_Set task A_
According to the Databricks AutoML page, what Databricks Runtime version must the cluster that the notebook is attached to be running?
_Set task B_
List the kinds of AutoML runs that the Databricks AutoML page says the Python API can start.
_Set task C_
Translate this sentence from the Databricks AutoML page into French: "Datasets that have multiple columns with the same name are not supported."

_Page_

Train ML models with Databricks AutoML Python API

This article demonstrates how to train a model with Databricks AutoML using the API. Learn more about What is AutoML?. The Python API provides functions to start classification, regression, and forecasting AutoML runs. Each function call trains a set of models and generates a trial notebook for each model.

The following steps describe generally how to set up an AutoML experiment using the API:

  1. Create a notebook and attach it to a cluster running Databricks Runtime 8.3 ML or above.

  2. Load a Spark or pandas DataFrame from an existing data source or upload a data file to DBFS and load the data into the notebook. .. note:: Datasets that have multiple columns with the same name are not supported.

     df = spark.read.format("parquet").load("<folder-path>")
    
  3. To start an AutoML run, pass the DataFrame to the appropriate API specification: classification, regression, or forecasting.

  4. When the AutoML run begins, an MLflow experiment URL appears in the console. Use this URL to monitor the progress of the run. Refresh the MLflow experiment to see the trials as they are completed.

  5. After the AutoML run completes:

    • Use the links in the output summary to navigate to the MLflow experiment or to the notebook that generated the best results.

    • Use the link to the data exploration notebook to get some insights into the data passed to AutoML. You can also attach this notebook to the same cluster and re-run the notebook to reproduce the results or do additional data analysis.

    • Use the summary object returned from the AutoML call to explore more details about the trials or to load a model trained by a given trial. Learn more about the AutoMLSummary object.

    • Clone any generated notebook from the trials and re-run the notebook by attaching it to the same cluster to reproduce the results. You can also make necessary edits and re-run them to train additional models and log them to the same experiment.

Requirements

See Requirements for AutoML experiments.

Classification specification

The following code example configures an AutoML run for training a classification model. For additional parameters to further customize your AutoML run see Classification and regression parameters.

Note

The max_trials parameter is deprecated in Databricks Runtime 10.3 ML - 10.5 ML and is not supported in Databricks Runtime 11.0 ML and above. Use timeout_minutes to control the duration of an AutoML run.

_Record set_

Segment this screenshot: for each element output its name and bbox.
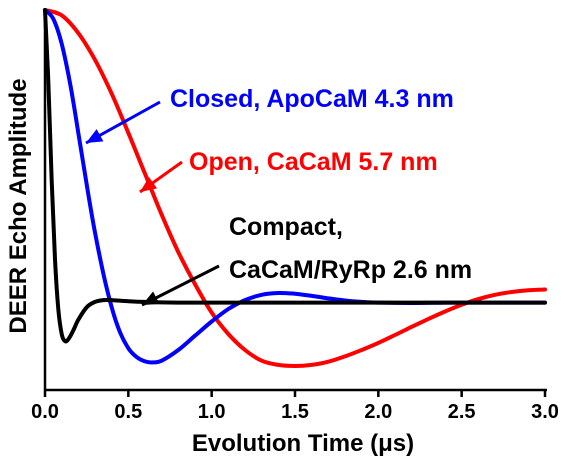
- x-tick-label: 2.0: [364, 401, 392, 423]
- label-compact-cacam-ryrp-line-2: CaCaM/RyRp 2.6 nm: [229, 256, 472, 284]
- x-axis-title: Evolution Time (μs): [192, 430, 414, 457]
- label-closed-apocam: Closed, ApoCaM 4.3 nm: [170, 85, 454, 113]
- series-closed-apocam-line: [43, 8, 547, 365]
- x-tick-label: 0.0: [31, 401, 59, 423]
- x-tick-label: 3.0: [531, 401, 559, 423]
- label-open-cacam-arrowhead: [140, 177, 158, 192]
- x-tick-label: 2.5: [448, 401, 476, 423]
- label-open-cacam: Open, CaCaM 5.7 nm: [189, 148, 438, 176]
- x-tick-label: 0.5: [114, 401, 142, 423]
- x-tick-label: 1.0: [198, 401, 226, 423]
- y-axis-title: DEER Echo Amplitude: [5, 78, 32, 333]
- series-compact-cacam-ryrp-line: [43, 8, 547, 344]
- plot-lines: [43, 8, 547, 368]
- label-compact-cacam-ryrp-line-1: Compact,: [229, 213, 343, 241]
- annotations: Closed, ApoCaM 4.3 nm Open, CaCaM 5.7 nm C…: [85, 85, 472, 307]
- x-tick-label: 1.5: [281, 401, 309, 423]
- series-open-cacam-line: [43, 8, 547, 368]
- label-compact-cacam-ryrp-arrowhead: [142, 291, 160, 305]
- x-ticks: 0.0 0.5 1.0 1.5 2.0 2.5 3.0: [31, 390, 559, 423]
- label-closed-apocam-arrowhead: [86, 129, 104, 143]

_Response A_
Databricks Runtime 8.3 ML or above.

_Response B_
- Classification
- Regression
- Forecasting

_Response C_
Les jeux de données qui comportent plusieurs colonnes portant le même nom ne sont pas pris en charge.